Description of the task | Give back the full listing verbatim, apart from its images.

Data tied to figure images |
────────
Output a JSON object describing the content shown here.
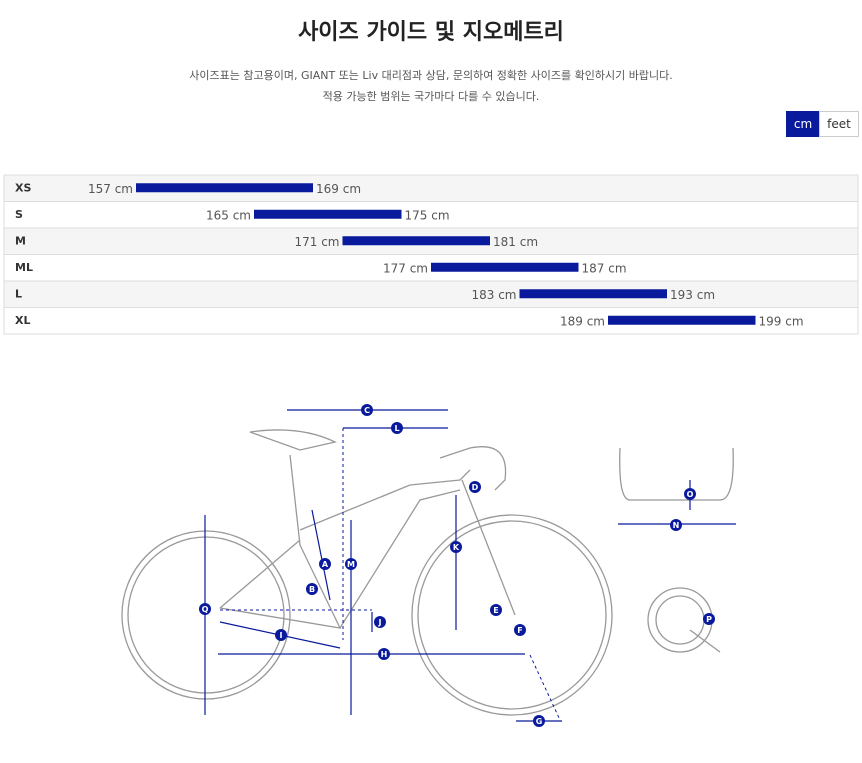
{
  "header": {
    "title": "사이즈 가이드 및 지오메트리",
    "notes": [
      "사이즈표는 참고용이며, GIANT 또는 Liv 대리점과 상담, 문의하여 정확한 사이즈를 확인하시기 바랍니다.",
      "적용 가능한 범위는 국가마다 다를 수 있습니다."
    ]
  },
  "units": [
    "cm",
    "feet"
  ],
  "sizes": {
    "color": "#0a1a9c",
    "rows": [
      {
        "size": "XS",
        "min": {
          "value": 157,
          "label": "157 cm"
        },
        "max": {
          "value": 169,
          "label": "169 cm"
        }
      },
      {
        "size": "S",
        "min": {
          "value": 165,
          "label": "165 cm"
        },
        "max": {
          "value": 175,
          "label": "175 cm"
        }
      },
      {
        "size": "M",
        "min": {
          "value": 171,
          "label": "171 cm"
        },
        "max": {
          "value": 181,
          "label": "181 cm"
        }
      },
      {
        "size": "ML",
        "min": {
          "value": 177,
          "label": "177 cm"
        },
        "max": {
          "value": 187,
          "label": "187 cm"
        }
      },
      {
        "size": "L",
        "min": {
          "value": 183,
          "label": "183 cm"
        },
        "max": {
          "value": 193,
          "label": "193 cm"
        }
      },
      {
        "size": "XL",
        "min": {
          "value": 189,
          "label": "189 cm"
        },
        "max": {
          "value": 199,
          "label": "199 cm"
        }
      }
    ]
  },
  "geometry_labels": [
    "A",
    "B",
    "C",
    "D",
    "E",
    "F",
    "G",
    "H",
    "I",
    "J",
    "K",
    "L",
    "M",
    "N",
    "O",
    "P",
    "Q"
  ]
}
────────
Task output |
Output a JSON object describing the content shown here.
{
  "header": {
    "title": "사이즈 가이드 및 지오메트리",
    "notes": [
      "사이즈표는 참고용이며, GIANT 또는 Liv 대리점과 상담, 문의하여 정확한 사이즈를 확인하시기 바랍니다.",
      "적용 가능한 범위는 국가마다 다를 수 있습니다."
    ]
  },
  "units": [
    "cm",
    "feet"
  ],
  "sizes": {
    "color": "#0a1a9c",
    "rows": [
      {
        "size": "XS",
        "min": {
          "value": 157,
          "label": "157 cm"
        },
        "max": {
          "value": 169,
          "label": "169 cm"
        }
      },
      {
        "size": "S",
        "min": {
          "value": 165,
          "label": "165 cm"
        },
        "max": {
          "value": 175,
          "label": "175 cm"
        }
      },
      {
        "size": "M",
        "min": {
          "value": 171,
          "label": "171 cm"
        },
        "max": {
          "value": 181,
          "label": "181 cm"
        }
      },
      {
        "size": "ML",
        "min": {
          "value": 177,
          "label": "177 cm"
        },
        "max": {
          "value": 187,
          "label": "187 cm"
        }
      },
      {
        "size": "L",
        "min": {
          "value": 183,
          "label": "183 cm"
        },
        "max": {
          "value": 193,
          "label": "193 cm"
        }
      },
      {
        "size": "XL",
        "min": {
          "value": 189,
          "label": "189 cm"
        },
        "max": {
          "value": 199,
          "label": "199 cm"
        }
      }
    ]
  },
  "geometry_labels": [
    "A",
    "B",
    "C",
    "D",
    "E",
    "F",
    "G",
    "H",
    "I",
    "J",
    "K",
    "L",
    "M",
    "N",
    "O",
    "P",
    "Q"
  ]
}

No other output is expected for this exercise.